__Your goal__
Check every line below for the word "Writing" and copy each one that has it.

(Dataset items)

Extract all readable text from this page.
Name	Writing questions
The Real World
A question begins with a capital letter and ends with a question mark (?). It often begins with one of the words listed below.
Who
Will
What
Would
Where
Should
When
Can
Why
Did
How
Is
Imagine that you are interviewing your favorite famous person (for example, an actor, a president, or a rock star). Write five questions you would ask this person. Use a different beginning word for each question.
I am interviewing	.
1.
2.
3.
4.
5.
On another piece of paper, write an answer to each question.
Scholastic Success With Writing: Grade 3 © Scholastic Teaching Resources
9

* * *

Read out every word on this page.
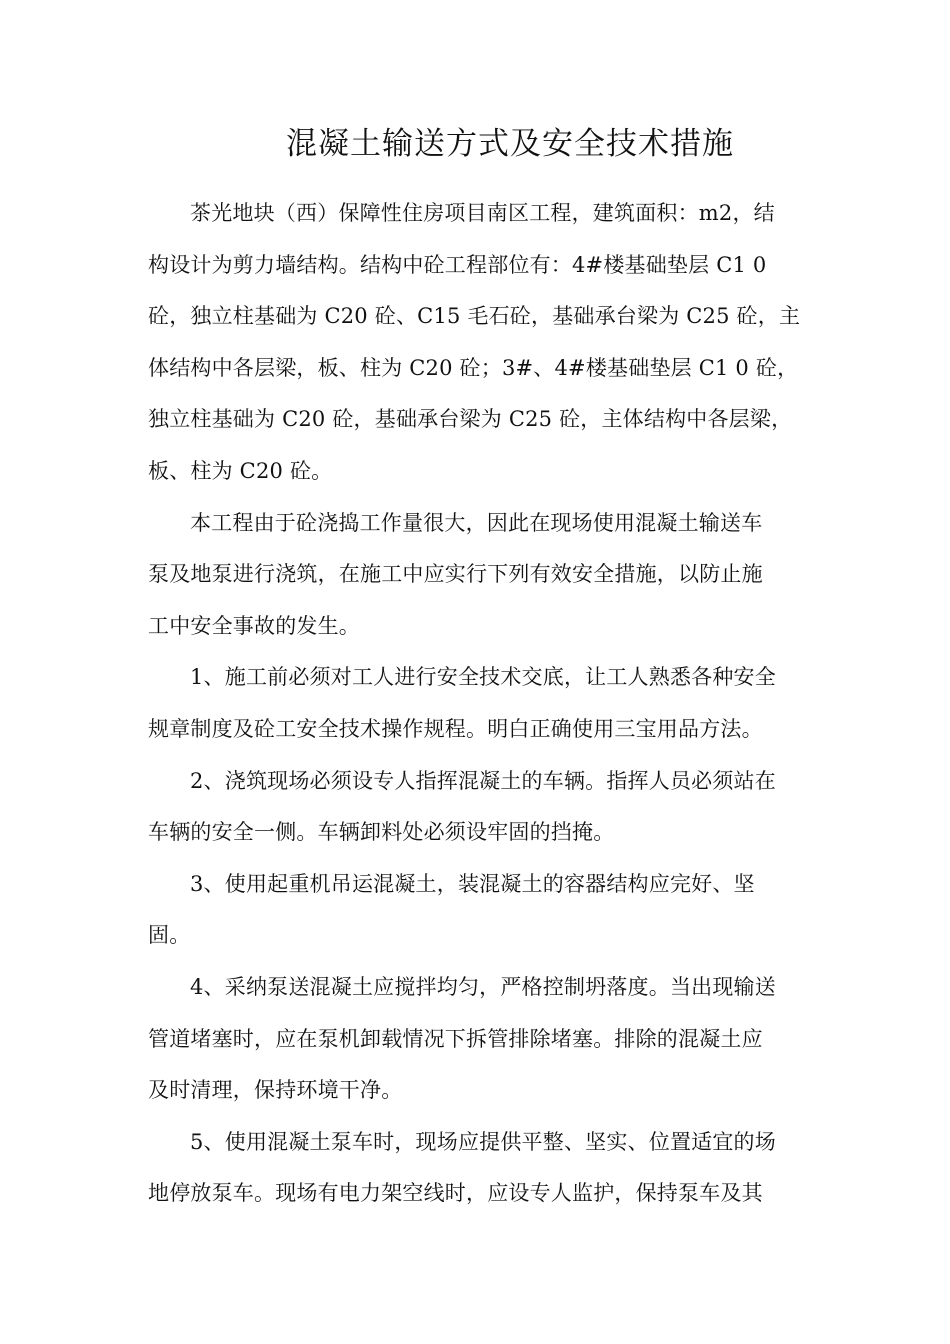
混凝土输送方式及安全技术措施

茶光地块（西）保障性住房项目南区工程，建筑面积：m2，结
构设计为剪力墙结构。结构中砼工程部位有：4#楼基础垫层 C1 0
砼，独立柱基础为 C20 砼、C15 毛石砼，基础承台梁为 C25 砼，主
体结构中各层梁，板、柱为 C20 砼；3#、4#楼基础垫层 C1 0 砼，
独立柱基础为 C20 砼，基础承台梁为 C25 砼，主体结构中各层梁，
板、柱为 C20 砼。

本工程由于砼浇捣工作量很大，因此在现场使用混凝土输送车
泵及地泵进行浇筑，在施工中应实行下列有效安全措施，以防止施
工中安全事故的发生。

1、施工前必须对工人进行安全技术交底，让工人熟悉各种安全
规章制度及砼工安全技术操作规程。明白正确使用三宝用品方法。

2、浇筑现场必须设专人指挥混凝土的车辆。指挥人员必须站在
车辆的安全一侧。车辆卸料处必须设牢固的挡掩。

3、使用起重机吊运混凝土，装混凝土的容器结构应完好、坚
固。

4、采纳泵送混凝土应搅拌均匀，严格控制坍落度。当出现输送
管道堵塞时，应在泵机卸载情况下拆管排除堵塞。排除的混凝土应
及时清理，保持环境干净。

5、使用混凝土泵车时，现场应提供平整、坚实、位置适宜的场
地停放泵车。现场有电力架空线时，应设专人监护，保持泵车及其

__Result below__
Name	Writing questions
Scholastic Success With Writing: Grade 3 © Scholastic Teaching Resources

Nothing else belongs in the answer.